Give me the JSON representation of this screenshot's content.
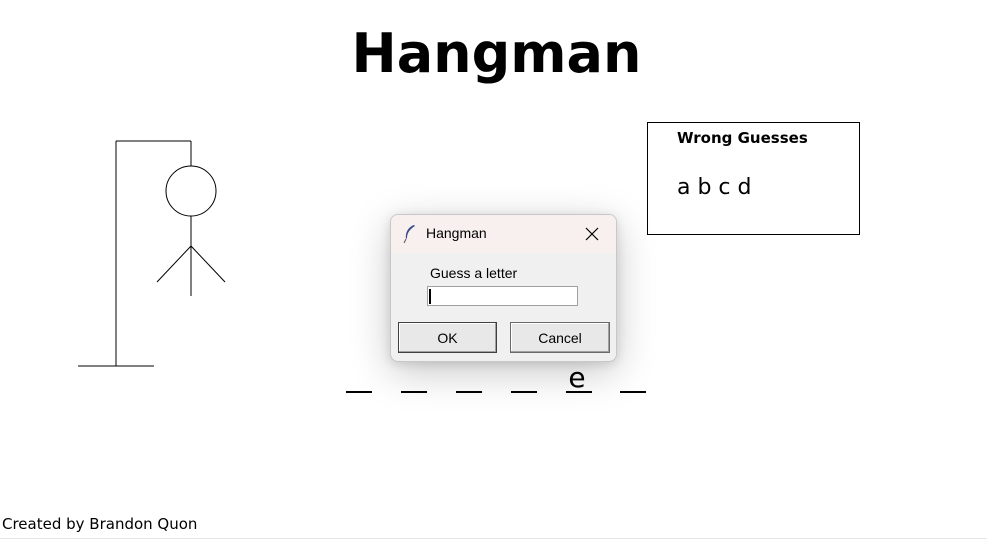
{
  "app": {
    "title": "Hangman"
  },
  "wrong_guesses": {
    "heading": "Wrong Guesses",
    "letters": "a b c d"
  },
  "word": {
    "slots": [
      "",
      "",
      "",
      "",
      "e",
      ""
    ]
  },
  "footer": {
    "credit": "Created by Brandon Quon"
  },
  "dialog": {
    "title": "Hangman",
    "prompt": "Guess a letter",
    "input_value": "",
    "ok_label": "OK",
    "cancel_label": "Cancel",
    "app_icon": "feather-icon",
    "close_icon": "close-icon"
  },
  "colors": {
    "line": "#000000",
    "dialog_bg": "#f0f0f0",
    "dialog_titlebar": "#f7f0ee"
  }
}
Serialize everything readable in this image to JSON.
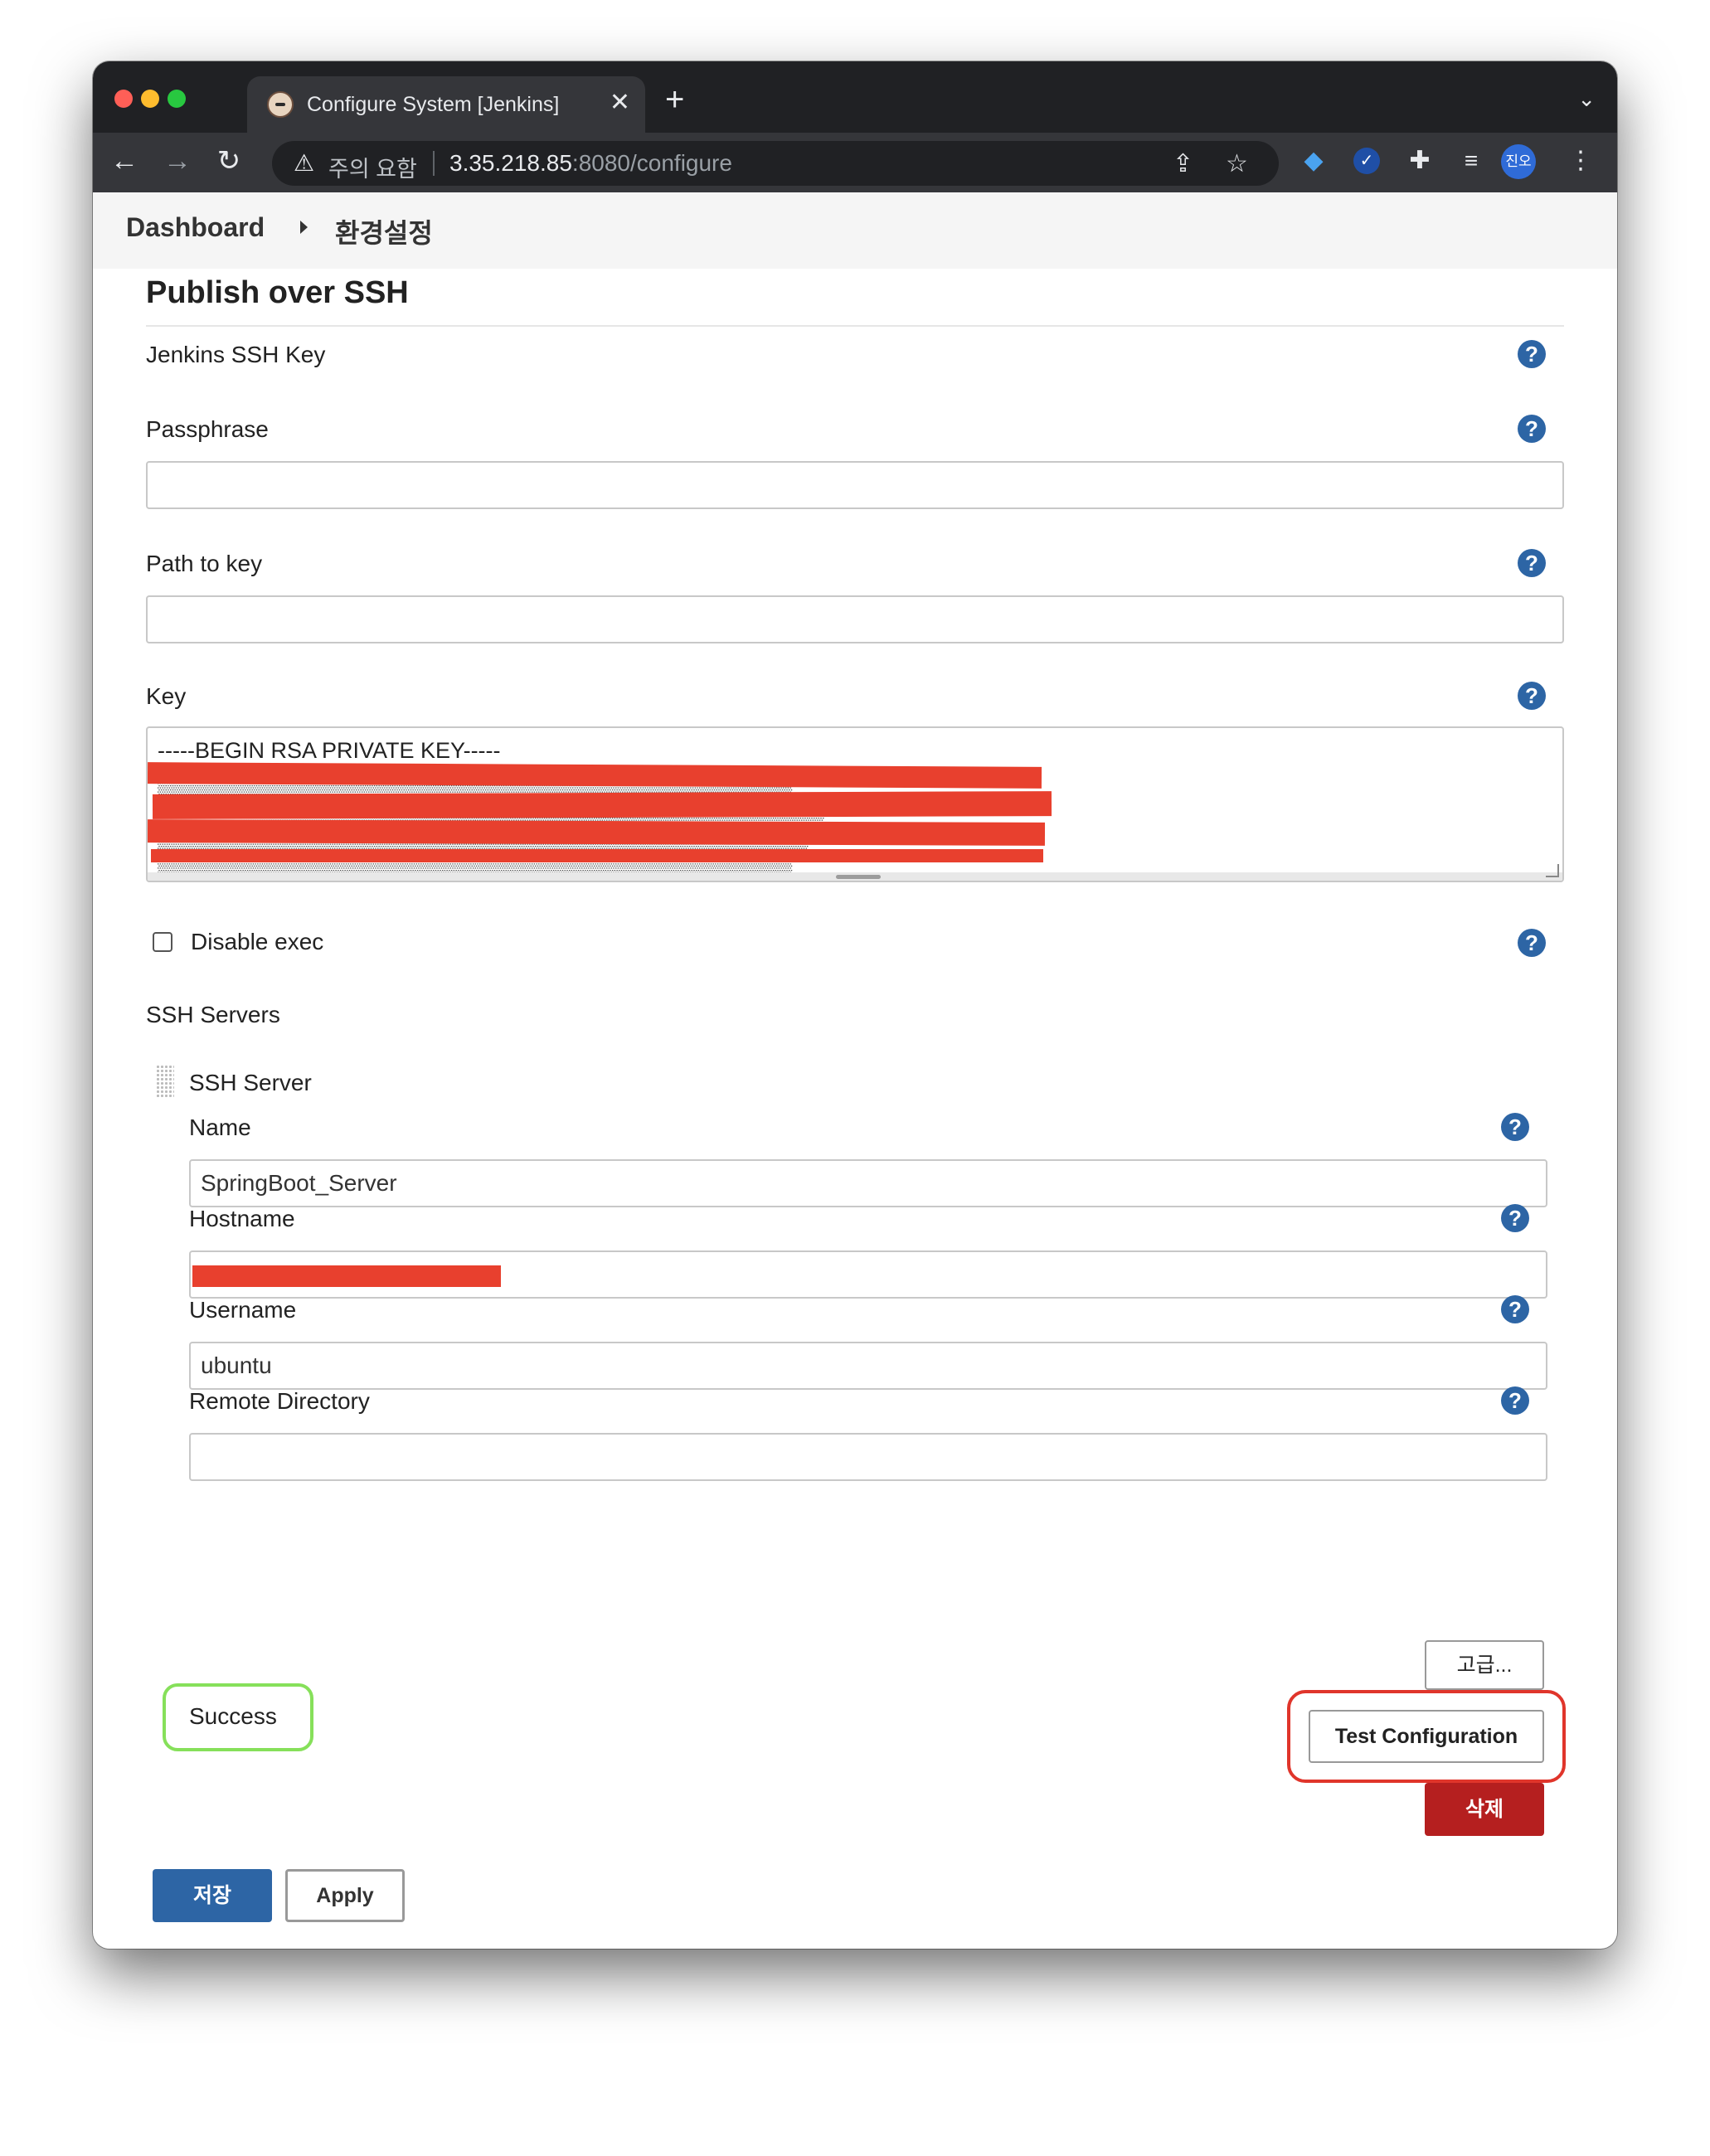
{
  "browser": {
    "tab_title": "Configure System [Jenkins]",
    "security_label": "주의 요함",
    "url_host": "3.35.218.85",
    "url_rest": ":8080/configure",
    "profile_initials": "진오"
  },
  "breadcrumb": {
    "items": [
      "Dashboard",
      "환경설정"
    ]
  },
  "section": {
    "title": "Publish over SSH",
    "jenkins_ssh_key_label": "Jenkins SSH Key",
    "passphrase_label": "Passphrase",
    "passphrase_value": "",
    "path_to_key_label": "Path to key",
    "path_to_key_value": "",
    "key_label": "Key",
    "key_first_line": "-----BEGIN RSA PRIVATE KEY-----",
    "disable_exec_label": "Disable exec",
    "disable_exec_checked": false,
    "ssh_servers_label": "SSH Servers"
  },
  "server": {
    "header": "SSH Server",
    "name_label": "Name",
    "name_value": "SpringBoot_Server",
    "hostname_label": "Hostname",
    "hostname_value": "",
    "username_label": "Username",
    "username_value": "ubuntu",
    "remote_dir_label": "Remote Directory",
    "remote_dir_value": ""
  },
  "actions": {
    "advanced": "고급...",
    "test_configuration": "Test Configuration",
    "delete": "삭제",
    "result": "Success",
    "save": "저장",
    "apply": "Apply"
  },
  "colors": {
    "help_icon": "#2d65a5",
    "delete_button": "#b51f1f",
    "save_button": "#2d65a5",
    "highlight_red": "#e0352b",
    "highlight_green": "#86e05a",
    "redaction": "#e8402e"
  },
  "icons": [
    "close-icon",
    "plus-icon",
    "chevron-down-icon",
    "back-arrow-icon",
    "forward-arrow-icon",
    "reload-icon",
    "warning-icon",
    "share-icon",
    "star-icon",
    "extension-gem-icon",
    "extension-check-icon",
    "puzzle-icon",
    "media-control-icon",
    "menu-kebab-icon",
    "help-icon",
    "drag-handle-icon"
  ]
}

-*-*-

Task to carry out:
Select, from the listing, all lines that include the word "this".

Full answer:
Give me the JSON representation of this screenshot's content.
Serialize everything readable in this image to JSON.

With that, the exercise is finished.